SUPPLIED RECORDS:
************

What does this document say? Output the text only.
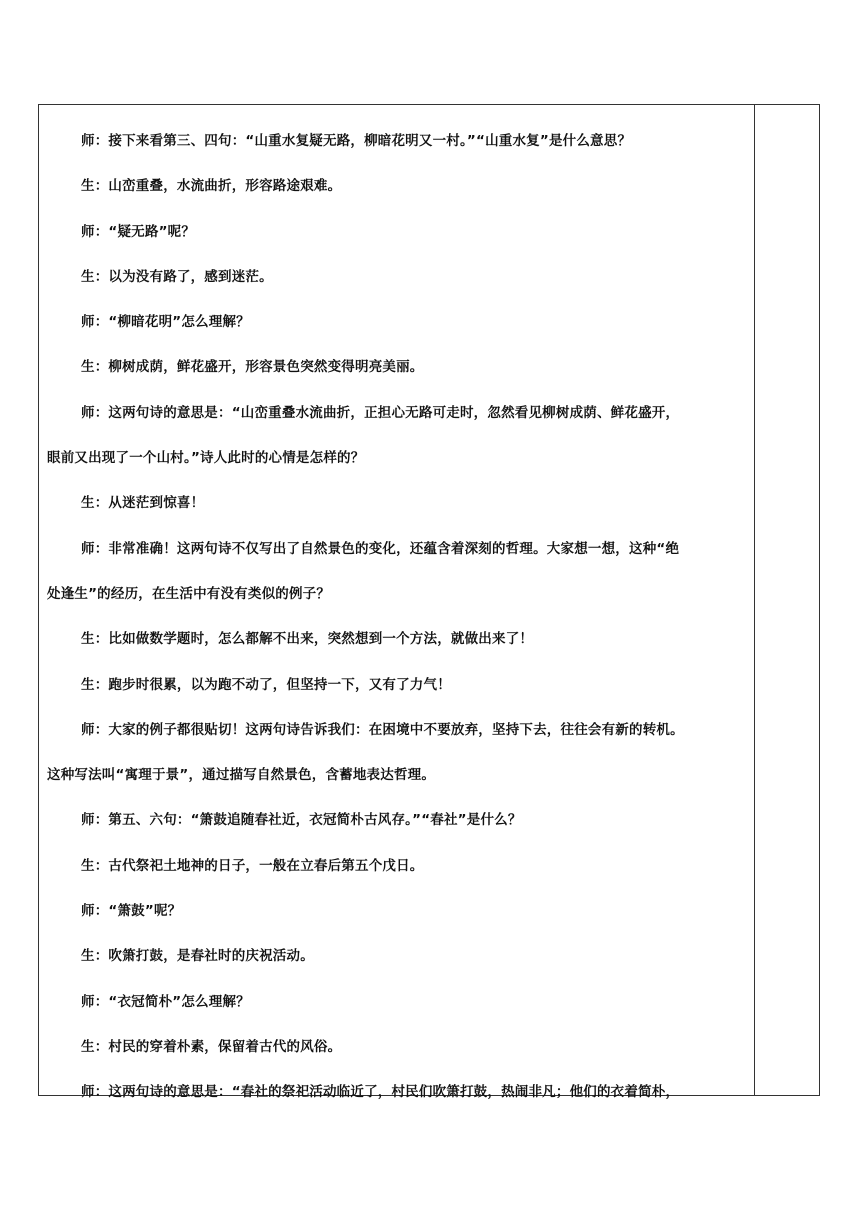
师：接下来看第三、四句：“山重水复疑无路，柳暗花明又一村。”“山重水复”是什么意思？
生：山峦重叠，水流曲折，形容路途艰难。
师：“疑无路”呢？
生：以为没有路了，感到迷茫。
师：“柳暗花明”怎么理解？
生：柳树成荫，鲜花盛开，形容景色突然变得明亮美丽。
师：这两句诗的意思是：“山峦重叠水流曲折，正担心无路可走时，忽然看见柳树成荫、鲜花盛开，
眼前又出现了一个山村。”诗人此时的心情是怎样的？
生：从迷茫到惊喜！
师：非常准确！这两句诗不仅写出了自然景色的变化，还蕴含着深刻的哲理。大家想一想，这种“绝
处逢生”的经历，在生活中有没有类似的例子？
生：比如做数学题时，怎么都解不出来，突然想到一个方法，就做出来了！
生：跑步时很累，以为跑不动了，但坚持一下，又有了力气！
师：大家的例子都很贴切！这两句诗告诉我们：在困境中不要放弃，坚持下去，往往会有新的转机。
这种写法叫“寓理于景”，通过描写自然景色，含蓄地表达哲理。
师：第五、六句：“箫鼓追随春社近，衣冠简朴古风存。”“春社”是什么？
生：古代祭祀土地神的日子，一般在立春后第五个戊日。
师：“箫鼓”呢？
生：吹箫打鼓，是春社时的庆祝活动。
师：“衣冠简朴”怎么理解？
生：村民的穿着朴素，保留着古代的风俗。
师：这两句诗的意思是：“春社的祭祀活动临近了，村民们吹箫打鼓，热闹非凡；他们的衣着简朴，
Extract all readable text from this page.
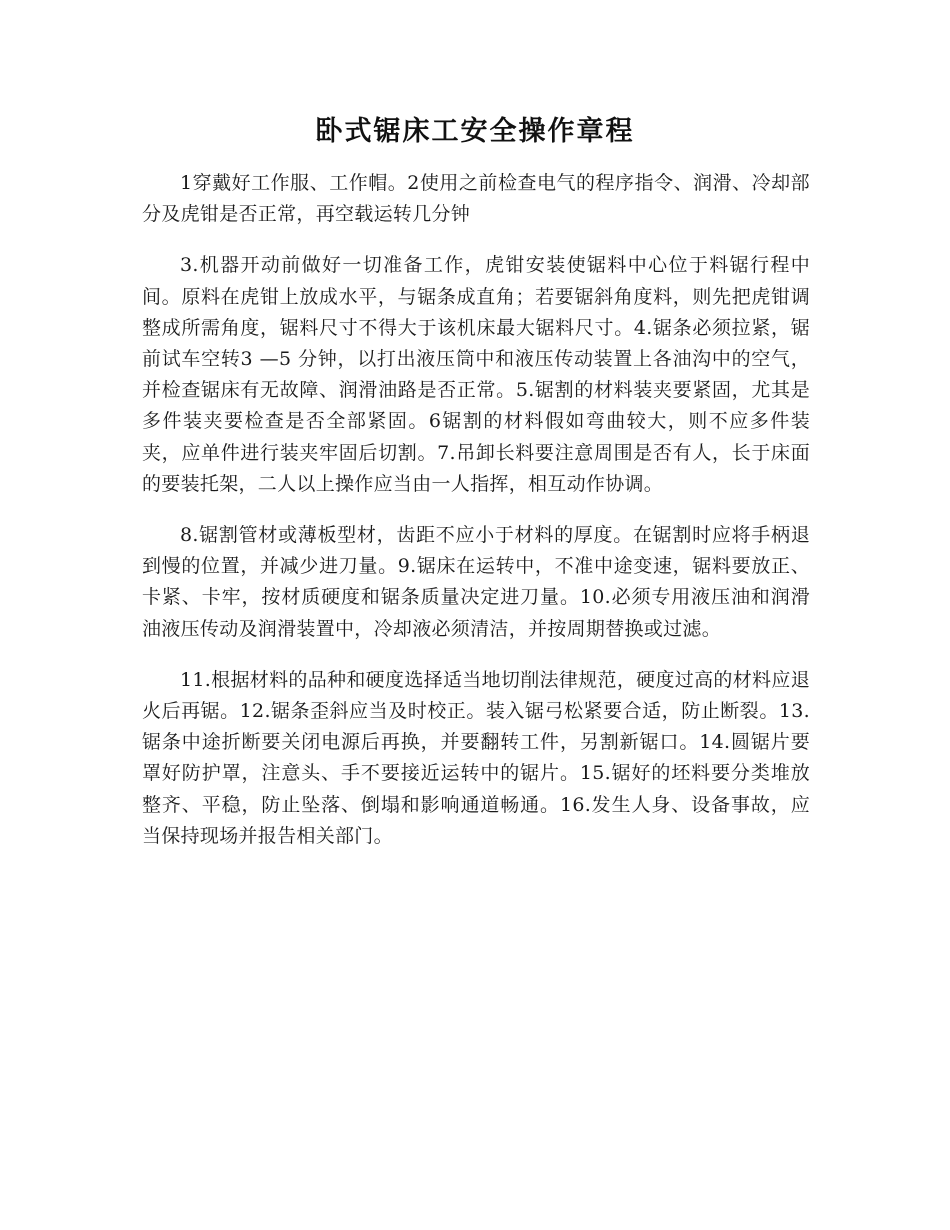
卧式锯床工安全操作章程

1穿戴好工作服、工作帽。2使用之前检查电气的程序指令、润滑、冷却部分及虎钳是否正常，再空载运转几分钟

3.机器开动前做好一切准备工作，虎钳安装使锯料中心位于料锯行程中间。原料在虎钳上放成水平，与锯条成直角；若要锯斜角度料，则先把虎钳调整成所需角度，锯料尺寸不得大于该机床最大锯料尺寸。4.锯条必须拉紧，锯前试车空转3 —5 分钟，以打出液压筒中和液压传动装置上各油沟中的空气，并检查锯床有无故障、润滑油路是否正常。5.锯割的材料装夹要紧固，尤其是多件装夹要检查是否全部紧固。6锯割的材料假如弯曲较大，则不应多件装夹，应单件进行装夹牢固后切割。7.吊卸长料要注意周围是否有人，长于床面的要装托架，二人以上操作应当由一人指挥，相互动作协调。

8.锯割管材或薄板型材，齿距不应小于材料的厚度。在锯割时应将手柄退到慢的位置，并减少进刀量。9.锯床在运转中，不准中途变速，锯料要放正、卡紧、卡牢，按材质硬度和锯条质量决定进刀量。10.必须专用液压油和润滑油液压传动及润滑装置中，冷却液必须清洁，并按周期替换或过滤。

11.根据材料的品种和硬度选择适当地切削法律规范，硬度过高的材料应退火后再锯。12.锯条歪斜应当及时校正。装入锯弓松紧要合适，防止断裂。13.锯条中途折断要关闭电源后再换，并要翻转工件，另割新锯口。14.圆锯片要罩好防护罩，注意头、手不要接近运转中的锯片。15.锯好的坯料要分类堆放整齐、平稳，防止坠落、倒塌和影响通道畅通。16.发生人身、设备事故，应当保持现场并报告相关部门。
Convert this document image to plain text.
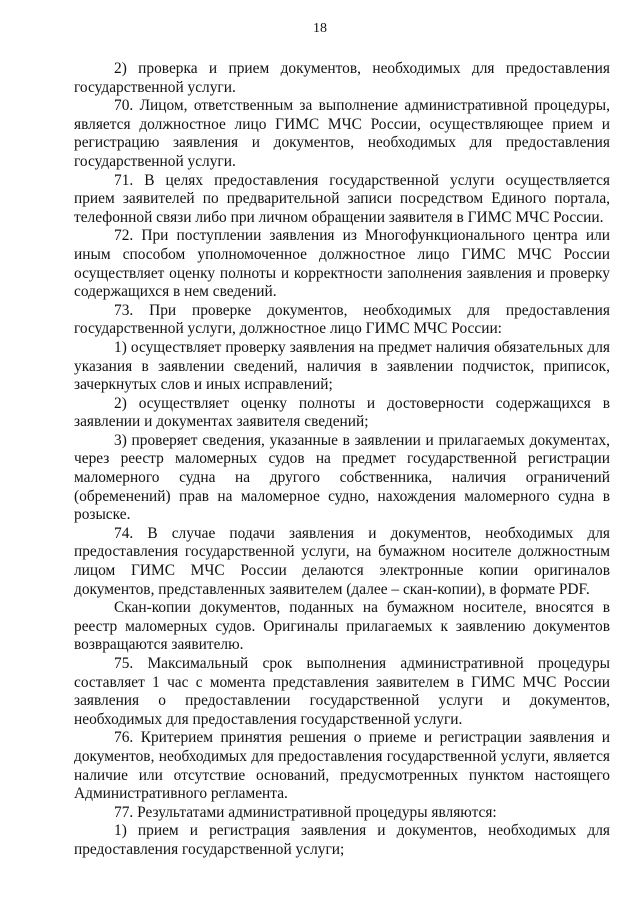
18

2) проверка и прием документов, необходимых для предоставления государственной услуги.

70. Лицом, ответственным за выполнение административной процедуры, является должностное лицо ГИМС МЧС России, осуществляющее прием и регистрацию заявления и документов, необходимых для предоставления государственной услуги.

71. В целях предоставления государственной услуги осуществляется прием заявителей по предварительной записи посредством Единого портала, телефонной связи либо при личном обращении заявителя в ГИМС МЧС России.

72. При поступлении заявления из Многофункционального центра или иным способом уполномоченное должностное лицо ГИМС МЧС России осуществляет оценку полноты и корректности заполнения заявления и проверку содержащихся в нем сведений.

73. При проверке документов, необходимых для предоставления государственной услуги, должностное лицо ГИМС МЧС России:

1) осуществляет проверку заявления на предмет наличия обязательных для указания в заявлении сведений, наличия в заявлении подчисток, приписок, зачеркнутых слов и иных исправлений;

2) осуществляет оценку полноты и достоверности содержащихся в заявлении и документах заявителя сведений;

3) проверяет сведения, указанные в заявлении и прилагаемых документах, через реестр маломерных судов на предмет государственной регистрации маломерного судна на другого собственника, наличия ограничений (обременений) прав на маломерное судно, нахождения маломерного судна в розыске.

74. В случае подачи заявления и документов, необходимых для предоставления государственной услуги, на бумажном носителе должностным лицом ГИМС МЧС России делаются электронные копии оригиналов документов, представленных заявителем (далее – скан-копии), в формате PDF.

Скан-копии документов, поданных на бумажном носителе, вносятся в реестр маломерных судов. Оригиналы прилагаемых к заявлению документов возвращаются заявителю.

75. Максимальный срок выполнения административной процедуры составляет 1 час с момента представления заявителем в ГИМС МЧС России заявления о предоставлении государственной услуги и документов, необходимых для предоставления государственной услуги.

76. Критерием принятия решения о приеме и регистрации заявления и документов, необходимых для предоставления государственной услуги, является наличие или отсутствие оснований, предусмотренных пунктом настоящего Административного регламента.

77. Результатами административной процедуры являются:

1) прием и регистрация заявления и документов, необходимых для предоставления государственной услуги;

************

TASK INSTRUCTIONS: Reply with one number only, the count of lines above that hold the string "text".

THE RESULT: 3